* _SELECTION_

On May 30th, two landmark climate disclosure bills passed the California State Senate, making their way one step closer toward Governor Gavin Newsom’s desk to possibly be passed into law. While the bills still have additional votes to pass before then, they are quite momentous in their own right, as they surpass the U.S. Securities and Exchange Commission’s (SEC) Proposed Corporate Climate Disclosure in comprehensiveness.
What are these bills?
California Senate Bill 253 ‘Corporate Climate Data Accountability Act’ (introduced by Senator Scott Wiener) and California Senate Bill 261 ‘Climate-Related Risk Disclosure Act’ (introduced by Senator Henry Stern) are the two main pieces of proposed legislation affecting climate disclosure for businesses and financial institutions in the state.

Stored entries:
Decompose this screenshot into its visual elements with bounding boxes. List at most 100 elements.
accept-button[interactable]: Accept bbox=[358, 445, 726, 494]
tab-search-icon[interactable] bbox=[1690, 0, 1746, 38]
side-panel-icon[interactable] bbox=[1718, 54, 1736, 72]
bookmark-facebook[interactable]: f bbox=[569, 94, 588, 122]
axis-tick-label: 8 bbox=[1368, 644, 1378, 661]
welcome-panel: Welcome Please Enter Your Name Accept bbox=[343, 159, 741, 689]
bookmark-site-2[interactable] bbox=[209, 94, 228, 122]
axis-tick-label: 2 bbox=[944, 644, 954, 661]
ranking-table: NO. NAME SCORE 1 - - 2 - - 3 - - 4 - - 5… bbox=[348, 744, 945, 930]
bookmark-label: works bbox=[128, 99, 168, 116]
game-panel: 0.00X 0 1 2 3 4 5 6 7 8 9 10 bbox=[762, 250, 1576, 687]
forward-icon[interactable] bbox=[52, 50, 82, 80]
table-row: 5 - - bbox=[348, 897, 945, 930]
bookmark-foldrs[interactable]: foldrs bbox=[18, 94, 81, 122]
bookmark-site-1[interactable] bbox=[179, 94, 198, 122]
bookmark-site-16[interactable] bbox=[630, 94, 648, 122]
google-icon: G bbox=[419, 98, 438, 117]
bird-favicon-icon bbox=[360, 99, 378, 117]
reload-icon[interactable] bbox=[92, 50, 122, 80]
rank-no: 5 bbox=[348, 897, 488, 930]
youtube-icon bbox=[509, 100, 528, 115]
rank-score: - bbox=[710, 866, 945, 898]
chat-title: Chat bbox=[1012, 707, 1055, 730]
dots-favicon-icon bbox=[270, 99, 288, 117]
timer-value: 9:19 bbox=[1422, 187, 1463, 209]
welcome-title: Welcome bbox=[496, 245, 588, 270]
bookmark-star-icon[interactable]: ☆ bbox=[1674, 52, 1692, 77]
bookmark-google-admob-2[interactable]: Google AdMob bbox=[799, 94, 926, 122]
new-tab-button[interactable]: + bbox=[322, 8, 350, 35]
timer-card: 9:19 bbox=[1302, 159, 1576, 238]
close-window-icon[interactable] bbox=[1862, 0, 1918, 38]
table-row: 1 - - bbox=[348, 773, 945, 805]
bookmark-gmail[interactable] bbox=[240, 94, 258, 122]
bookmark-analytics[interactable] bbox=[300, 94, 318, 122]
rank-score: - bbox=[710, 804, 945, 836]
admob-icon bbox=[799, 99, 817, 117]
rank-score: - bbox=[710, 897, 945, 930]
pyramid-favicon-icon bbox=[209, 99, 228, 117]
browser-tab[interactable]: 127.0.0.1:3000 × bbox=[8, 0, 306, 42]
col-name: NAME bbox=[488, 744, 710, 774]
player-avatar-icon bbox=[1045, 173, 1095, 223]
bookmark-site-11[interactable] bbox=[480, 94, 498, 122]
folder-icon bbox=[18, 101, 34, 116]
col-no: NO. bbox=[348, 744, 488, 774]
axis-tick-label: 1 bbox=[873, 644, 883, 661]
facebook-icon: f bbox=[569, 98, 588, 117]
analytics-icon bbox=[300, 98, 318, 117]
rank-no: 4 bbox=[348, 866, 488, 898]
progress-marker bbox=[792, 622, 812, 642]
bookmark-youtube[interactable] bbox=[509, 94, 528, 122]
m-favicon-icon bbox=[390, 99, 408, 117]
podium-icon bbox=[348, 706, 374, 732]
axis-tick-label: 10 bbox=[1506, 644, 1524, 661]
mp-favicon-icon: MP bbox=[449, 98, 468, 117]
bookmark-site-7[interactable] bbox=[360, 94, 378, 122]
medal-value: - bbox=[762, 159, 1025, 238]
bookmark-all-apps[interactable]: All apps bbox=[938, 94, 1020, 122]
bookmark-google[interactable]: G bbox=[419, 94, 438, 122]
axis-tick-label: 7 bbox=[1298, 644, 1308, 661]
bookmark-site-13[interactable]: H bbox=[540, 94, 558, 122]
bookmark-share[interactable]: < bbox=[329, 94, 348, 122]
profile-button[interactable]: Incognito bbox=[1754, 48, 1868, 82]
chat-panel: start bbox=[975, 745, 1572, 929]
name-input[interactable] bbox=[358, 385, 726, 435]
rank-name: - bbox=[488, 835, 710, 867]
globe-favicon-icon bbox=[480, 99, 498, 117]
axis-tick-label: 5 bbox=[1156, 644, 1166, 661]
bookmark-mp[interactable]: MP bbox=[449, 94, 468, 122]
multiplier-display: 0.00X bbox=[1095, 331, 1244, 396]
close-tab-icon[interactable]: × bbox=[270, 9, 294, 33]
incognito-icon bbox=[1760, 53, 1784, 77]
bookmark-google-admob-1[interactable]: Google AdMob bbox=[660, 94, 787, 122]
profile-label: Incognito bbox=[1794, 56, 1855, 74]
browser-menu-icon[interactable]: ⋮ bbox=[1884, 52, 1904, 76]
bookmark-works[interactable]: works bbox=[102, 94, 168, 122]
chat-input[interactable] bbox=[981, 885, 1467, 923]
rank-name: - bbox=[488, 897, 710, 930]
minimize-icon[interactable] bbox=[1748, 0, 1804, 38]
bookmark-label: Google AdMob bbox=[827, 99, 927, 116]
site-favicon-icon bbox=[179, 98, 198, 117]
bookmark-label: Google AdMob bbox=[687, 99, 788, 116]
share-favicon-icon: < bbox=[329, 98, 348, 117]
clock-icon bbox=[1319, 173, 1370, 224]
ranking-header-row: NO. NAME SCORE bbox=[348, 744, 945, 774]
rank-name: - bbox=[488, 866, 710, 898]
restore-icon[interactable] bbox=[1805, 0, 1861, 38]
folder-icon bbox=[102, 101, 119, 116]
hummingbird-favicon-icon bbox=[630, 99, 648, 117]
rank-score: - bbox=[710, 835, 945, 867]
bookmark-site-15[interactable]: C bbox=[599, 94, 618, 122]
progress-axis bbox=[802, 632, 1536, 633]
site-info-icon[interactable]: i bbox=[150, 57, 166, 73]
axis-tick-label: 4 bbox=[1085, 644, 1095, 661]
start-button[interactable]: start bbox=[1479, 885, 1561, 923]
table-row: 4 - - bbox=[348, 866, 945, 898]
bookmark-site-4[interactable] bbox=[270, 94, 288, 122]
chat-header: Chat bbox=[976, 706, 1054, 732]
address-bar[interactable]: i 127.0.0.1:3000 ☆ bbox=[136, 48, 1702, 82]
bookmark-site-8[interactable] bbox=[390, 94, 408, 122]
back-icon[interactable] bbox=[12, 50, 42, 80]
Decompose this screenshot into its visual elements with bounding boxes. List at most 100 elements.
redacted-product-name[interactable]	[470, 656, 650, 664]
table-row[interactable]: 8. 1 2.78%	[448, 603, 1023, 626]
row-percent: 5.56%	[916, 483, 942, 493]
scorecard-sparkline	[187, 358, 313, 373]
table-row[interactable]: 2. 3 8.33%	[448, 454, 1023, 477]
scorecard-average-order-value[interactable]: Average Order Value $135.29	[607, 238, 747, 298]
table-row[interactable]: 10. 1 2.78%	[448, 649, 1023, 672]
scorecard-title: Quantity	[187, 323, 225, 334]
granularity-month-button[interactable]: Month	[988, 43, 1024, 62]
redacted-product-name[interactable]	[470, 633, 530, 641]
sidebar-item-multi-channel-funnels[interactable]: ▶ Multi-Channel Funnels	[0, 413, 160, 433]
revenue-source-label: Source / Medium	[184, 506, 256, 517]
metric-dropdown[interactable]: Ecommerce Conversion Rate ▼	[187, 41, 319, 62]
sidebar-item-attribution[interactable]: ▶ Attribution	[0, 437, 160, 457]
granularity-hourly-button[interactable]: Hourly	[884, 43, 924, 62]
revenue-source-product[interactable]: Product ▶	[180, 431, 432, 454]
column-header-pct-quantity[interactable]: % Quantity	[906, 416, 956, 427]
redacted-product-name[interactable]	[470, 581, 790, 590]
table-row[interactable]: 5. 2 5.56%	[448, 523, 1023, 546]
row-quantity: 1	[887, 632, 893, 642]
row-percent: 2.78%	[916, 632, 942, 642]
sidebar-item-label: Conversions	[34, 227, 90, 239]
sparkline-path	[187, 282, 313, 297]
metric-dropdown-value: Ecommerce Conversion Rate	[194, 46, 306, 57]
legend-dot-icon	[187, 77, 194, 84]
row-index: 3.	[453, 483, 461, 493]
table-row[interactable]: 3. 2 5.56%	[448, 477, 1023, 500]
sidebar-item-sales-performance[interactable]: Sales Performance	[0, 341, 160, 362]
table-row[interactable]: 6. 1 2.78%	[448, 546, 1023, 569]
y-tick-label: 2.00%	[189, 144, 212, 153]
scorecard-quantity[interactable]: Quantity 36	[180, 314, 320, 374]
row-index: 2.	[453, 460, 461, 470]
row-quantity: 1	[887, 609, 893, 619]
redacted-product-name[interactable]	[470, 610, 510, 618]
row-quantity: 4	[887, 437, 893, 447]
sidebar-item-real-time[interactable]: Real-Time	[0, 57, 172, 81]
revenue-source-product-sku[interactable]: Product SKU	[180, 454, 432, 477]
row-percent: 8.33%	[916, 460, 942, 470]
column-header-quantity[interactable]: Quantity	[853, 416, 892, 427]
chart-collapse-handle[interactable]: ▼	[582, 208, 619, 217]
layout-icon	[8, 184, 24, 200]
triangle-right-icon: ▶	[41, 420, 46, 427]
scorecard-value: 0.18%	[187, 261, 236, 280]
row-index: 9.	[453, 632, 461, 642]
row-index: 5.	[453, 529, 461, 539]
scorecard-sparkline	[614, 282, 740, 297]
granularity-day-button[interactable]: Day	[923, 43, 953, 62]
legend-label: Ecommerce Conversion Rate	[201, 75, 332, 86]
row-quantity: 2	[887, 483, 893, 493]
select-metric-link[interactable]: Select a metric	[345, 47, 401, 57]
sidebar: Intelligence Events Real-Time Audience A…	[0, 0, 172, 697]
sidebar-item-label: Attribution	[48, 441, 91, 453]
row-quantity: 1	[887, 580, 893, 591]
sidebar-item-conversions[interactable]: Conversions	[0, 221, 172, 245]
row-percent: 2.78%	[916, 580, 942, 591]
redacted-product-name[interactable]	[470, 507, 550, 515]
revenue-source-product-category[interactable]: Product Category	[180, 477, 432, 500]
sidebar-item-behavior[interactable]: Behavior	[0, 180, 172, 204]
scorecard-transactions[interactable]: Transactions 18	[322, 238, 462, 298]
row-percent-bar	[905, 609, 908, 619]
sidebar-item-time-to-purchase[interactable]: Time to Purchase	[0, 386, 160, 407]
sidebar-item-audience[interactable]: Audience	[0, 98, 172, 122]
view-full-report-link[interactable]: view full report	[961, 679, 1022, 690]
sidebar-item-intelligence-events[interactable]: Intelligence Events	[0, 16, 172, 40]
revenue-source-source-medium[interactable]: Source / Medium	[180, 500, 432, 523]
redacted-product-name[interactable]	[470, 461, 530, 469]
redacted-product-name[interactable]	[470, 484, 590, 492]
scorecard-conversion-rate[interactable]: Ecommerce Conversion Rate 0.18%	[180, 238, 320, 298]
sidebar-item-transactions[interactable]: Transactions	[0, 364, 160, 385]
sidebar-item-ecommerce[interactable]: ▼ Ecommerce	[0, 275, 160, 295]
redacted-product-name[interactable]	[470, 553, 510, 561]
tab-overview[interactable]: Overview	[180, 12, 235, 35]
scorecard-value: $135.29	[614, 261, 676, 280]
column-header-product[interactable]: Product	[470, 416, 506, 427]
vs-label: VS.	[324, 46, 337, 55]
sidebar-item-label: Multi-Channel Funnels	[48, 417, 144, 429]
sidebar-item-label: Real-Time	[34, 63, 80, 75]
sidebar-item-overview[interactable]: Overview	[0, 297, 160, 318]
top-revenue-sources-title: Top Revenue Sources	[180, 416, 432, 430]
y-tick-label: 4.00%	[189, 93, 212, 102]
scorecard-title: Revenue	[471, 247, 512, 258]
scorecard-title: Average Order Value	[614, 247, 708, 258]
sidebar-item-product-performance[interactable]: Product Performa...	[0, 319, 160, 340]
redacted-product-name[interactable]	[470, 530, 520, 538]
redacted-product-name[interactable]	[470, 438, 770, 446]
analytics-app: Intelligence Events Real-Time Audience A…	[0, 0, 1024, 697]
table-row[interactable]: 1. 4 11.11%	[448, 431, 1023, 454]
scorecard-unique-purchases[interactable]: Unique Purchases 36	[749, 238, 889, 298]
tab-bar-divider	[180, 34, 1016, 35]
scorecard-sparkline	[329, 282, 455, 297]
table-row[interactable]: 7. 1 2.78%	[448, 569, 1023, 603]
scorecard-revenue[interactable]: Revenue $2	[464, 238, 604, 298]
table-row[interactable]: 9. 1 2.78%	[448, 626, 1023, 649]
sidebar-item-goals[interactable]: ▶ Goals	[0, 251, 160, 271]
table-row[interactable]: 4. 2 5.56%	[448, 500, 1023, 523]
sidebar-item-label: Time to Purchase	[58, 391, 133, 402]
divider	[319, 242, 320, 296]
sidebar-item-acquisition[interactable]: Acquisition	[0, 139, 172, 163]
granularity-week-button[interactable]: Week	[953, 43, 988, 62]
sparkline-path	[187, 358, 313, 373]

* _TASKS TO PERFORM_
(1) Why does the text on California's climate disclosure bills call the bills momentous even before they become law? Answer in one to three sentences.
(2) Please list every person named in the text on California's climate disclosure bills.

* _PROBLEM SOLUTIONS_
(1) They are more comprehensive than the U.S. Securities and Exchange Commission's (SEC) Proposed Corporate Climate Disclosure.

(2)
Gavin Newsom
Scott Wiener
Henry Stern